**Records for the task:**
* * *

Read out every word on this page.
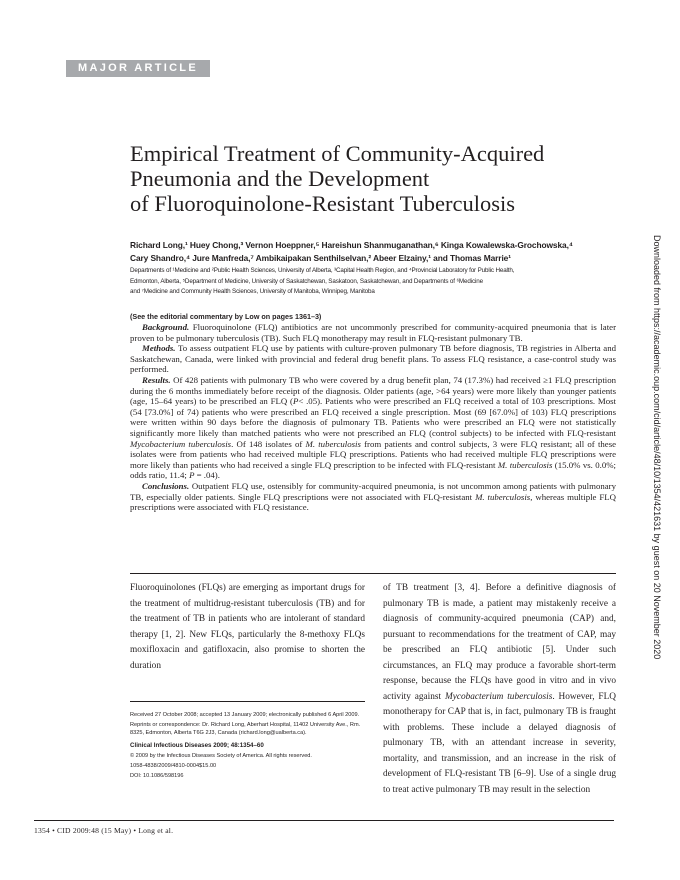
MAJOR ARTICLE
Empirical Treatment of Community-Acquired
Pneumonia and the Development
of Fluoroquinolone-Resistant Tuberculosis
Richard Long,¹ Huey Chong,³ Vernon Hoeppner,⁵ Hareishun Shanmuganathan,⁶ Kinga Kowalewska-Grochowska,⁴
Cary Shandro,⁴ Jure Manfreda,⁷ Ambikaipakan Senthilselvan,² Abeer Elzainy,¹ and Thomas Marrie¹
Departments of ¹Medicine and ²Public Health Sciences, University of Alberta, ³Capital Health Region, and ⁴Provincial Laboratory for Public Health,
Edmonton, Alberta, ⁵Department of Medicine, University of Saskatchewan, Saskatoon, Saskatchewan, and Departments of ⁶Medicine
and ⁷Medicine and Community Health Sciences, University of Manitoba, Winnipeg, Manitoba
(See the editorial commentary by Low on pages 1361–3)

Background. Fluoroquinolone (FLQ) antibiotics are not uncommonly prescribed for community-acquired pneumonia that is later proven to be pulmonary tuberculosis (TB). Such FLQ monotherapy may result in FLQ-resistant pulmonary TB.

Methods. To assess outpatient FLQ use by patients with culture-proven pulmonary TB before diagnosis, TB registries in Alberta and Saskatchewan, Canada, were linked with provincial and federal drug benefit plans. To assess FLQ resistance, a case-control study was performed.

Results. Of 428 patients with pulmonary TB who were covered by a drug benefit plan, 74 (17.3%) had received ≥1 FLQ prescription during the 6 months immediately before receipt of the diagnosis. Older patients (age, >64 years) were more likely than younger patients (age, 15–64 years) to be prescribed an FLQ (P< .05). Patients who were prescribed an FLQ received a total of 103 prescriptions. Most (54 [73.0%] of 74) patients who were prescribed an FLQ received a single prescription. Most (69 [67.0%] of 103) FLQ prescriptions were written within 90 days before the diagnosis of pulmonary TB. Patients who were prescribed an FLQ were not statistically significantly more likely than matched patients who were not prescribed an FLQ (control subjects) to be infected with FLQ-resistant Mycobacterium tuberculosis. Of 148 isolates of M. tuberculosis from patients and control subjects, 3 were FLQ resistant; all of these isolates were from patients who had received multiple FLQ prescriptions. Patients who had received multiple FLQ prescriptions were more likely than patients who had received a single FLQ prescription to be infected with FLQ-resistant M. tuberculosis (15.0% vs. 0.0%; odds ratio, 11.4; P = .04).

Conclusions. Outpatient FLQ use, ostensibly for community-acquired pneumonia, is not uncommon among patients with pulmonary TB, especially older patients. Single FLQ prescriptions were not associated with FLQ-resistant M. tuberculosis, whereas multiple FLQ prescriptions were associated with FLQ resistance.

Fluoroquinolones (FLQs) are emerging as important drugs for the treatment of multidrug-resistant tuberculosis (TB) and for the treatment of TB in patients who are intolerant of standard therapy [1, 2]. New FLQs, particularly the 8-methoxy FLQs moxifloxacin and gatifloxacin, also promise to shorten the duration

Received 27 October 2008; accepted 13 January 2009; electronically published 6 April 2009.

Reprints or correspondence: Dr. Richard Long, Aberhart Hospital, 11402 University Ave., Rm. 8325, Edmonton, Alberta T6G 2J3, Canada (richard.long@ualberta.ca).

Clinical Infectious Diseases 2009; 48:1354–60

© 2009 by the Infectious Diseases Society of America. All rights reserved.

1058-4838/2009/4810-0004$15.00

DOI: 10.1086/598196

of TB treatment [3, 4]. Before a definitive diagnosis of pulmonary TB is made, a patient may mistakenly receive a diagnosis of community-acquired pneumonia (CAP) and, pursuant to recommendations for the treatment of CAP, may be prescribed an FLQ antibiotic [5]. Under such circumstances, an FLQ may produce a favorable short-term response, because the FLQs have good in vitro and in vivo activity against Mycobacterium tuberculosis. However, FLQ monotherapy for CAP that is, in fact, pulmonary TB is fraught with problems. These include a delayed diagnosis of pulmonary TB, with an attendant increase in severity, mortality, and transmission, and an increase in the risk of development of FLQ-resistant TB [6–9]. Use of a single drug to treat active pulmonary TB may result in the selection

1354 • CID 2009:48 (15 May) • Long et al.
Downloaded from https://academic.oup.com/cid/article/48/10/1354/421631 by guest on 20 November 2020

* * *

**What to work on:** Return, from the data above, each line in which the string "Mycobacterium" appears.

**Written reply:**
Results. Of 428 patients with pulmonary TB who were covered by a drug benefit plan, 74 (17.3%) had received ≥1 FLQ prescription during the 6 months immediately before receipt of the diagnosis. Older patients (age, >64 years) were more likely than younger patients (age, 15–64 years) to be prescribed an FLQ (P< .05). Patients who were prescribed an FLQ received a total of 103 prescriptions. Most (54 [73.0%] of 74) patients who were prescribed an FLQ received a single prescription. Most (69 [67.0%] of 103) FLQ prescriptions were written within 90 days before the diagnosis of pulmonary TB. Patients who were prescribed an FLQ were not statistically significantly more likely than matched patients who were not prescribed an FLQ (control subjects) to be infected with FLQ-resistant Mycobacterium tuberculosis. Of 148 isolates of M. tuberculosis from patients and control subjects, 3 were FLQ resistant; all of these isolates were from patients who had received multiple FLQ prescriptions. Patients who had received multiple FLQ prescriptions were more likely than patients who had received a single FLQ prescription to be infected with FLQ-resistant M. tuberculosis (15.0% vs. 0.0%; odds ratio, 11.4; P = .04).
of TB treatment [3, 4]. Before a definitive diagnosis of pulmonary TB is made, a patient may mistakenly receive a diagnosis of community-acquired pneumonia (CAP) and, pursuant to recommendations for the treatment of CAP, may be prescribed an FLQ antibiotic [5]. Under such circumstances, an FLQ may produce a favorable short-term response, because the FLQs have good in vitro and in vivo activity against Mycobacterium tuberculosis. However, FLQ monotherapy for CAP that is, in fact, pulmonary TB is fraught with problems. These include a delayed diagnosis of pulmonary TB, with an attendant increase in severity, mortality, and transmission, and an increase in the risk of development of FLQ-resistant TB [6–9]. Use of a single drug to treat active pulmonary TB may result in the selection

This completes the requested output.